REQUIRED WORK ::
Pull every line containing "name" from the entries.

· · · · · · ·

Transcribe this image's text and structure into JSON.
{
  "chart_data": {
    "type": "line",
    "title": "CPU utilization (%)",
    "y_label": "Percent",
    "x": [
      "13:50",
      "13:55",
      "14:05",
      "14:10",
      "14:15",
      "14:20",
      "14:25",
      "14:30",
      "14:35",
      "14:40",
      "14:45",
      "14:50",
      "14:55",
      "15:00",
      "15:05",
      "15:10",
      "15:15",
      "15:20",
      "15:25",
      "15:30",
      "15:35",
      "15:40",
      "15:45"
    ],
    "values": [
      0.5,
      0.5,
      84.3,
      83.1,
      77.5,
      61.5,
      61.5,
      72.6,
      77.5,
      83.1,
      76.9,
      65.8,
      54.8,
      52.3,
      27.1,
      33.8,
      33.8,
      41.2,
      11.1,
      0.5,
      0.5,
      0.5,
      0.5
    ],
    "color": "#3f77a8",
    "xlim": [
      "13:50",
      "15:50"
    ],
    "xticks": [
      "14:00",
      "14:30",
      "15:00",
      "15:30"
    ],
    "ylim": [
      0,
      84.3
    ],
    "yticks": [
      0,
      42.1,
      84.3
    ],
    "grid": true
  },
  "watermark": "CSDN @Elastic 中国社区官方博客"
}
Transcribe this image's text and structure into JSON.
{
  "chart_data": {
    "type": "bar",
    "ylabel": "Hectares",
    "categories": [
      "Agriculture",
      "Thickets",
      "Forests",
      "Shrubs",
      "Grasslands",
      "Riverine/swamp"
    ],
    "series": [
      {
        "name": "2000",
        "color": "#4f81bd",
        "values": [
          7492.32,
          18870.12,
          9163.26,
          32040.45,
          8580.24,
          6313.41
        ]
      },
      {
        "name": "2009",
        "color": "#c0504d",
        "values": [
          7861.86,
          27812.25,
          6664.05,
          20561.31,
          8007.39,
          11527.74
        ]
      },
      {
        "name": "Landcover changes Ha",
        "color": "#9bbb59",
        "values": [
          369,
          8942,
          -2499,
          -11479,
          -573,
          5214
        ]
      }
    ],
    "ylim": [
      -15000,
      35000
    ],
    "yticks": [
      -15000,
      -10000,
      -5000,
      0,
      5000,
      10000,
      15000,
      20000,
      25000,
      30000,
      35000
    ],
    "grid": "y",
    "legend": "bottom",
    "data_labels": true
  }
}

· · · · · · ·

ANSWER FOR THIS EXERCISE ::
        "name": "2000",
        "name": "2009",
        "name": "Landcover changes Ha",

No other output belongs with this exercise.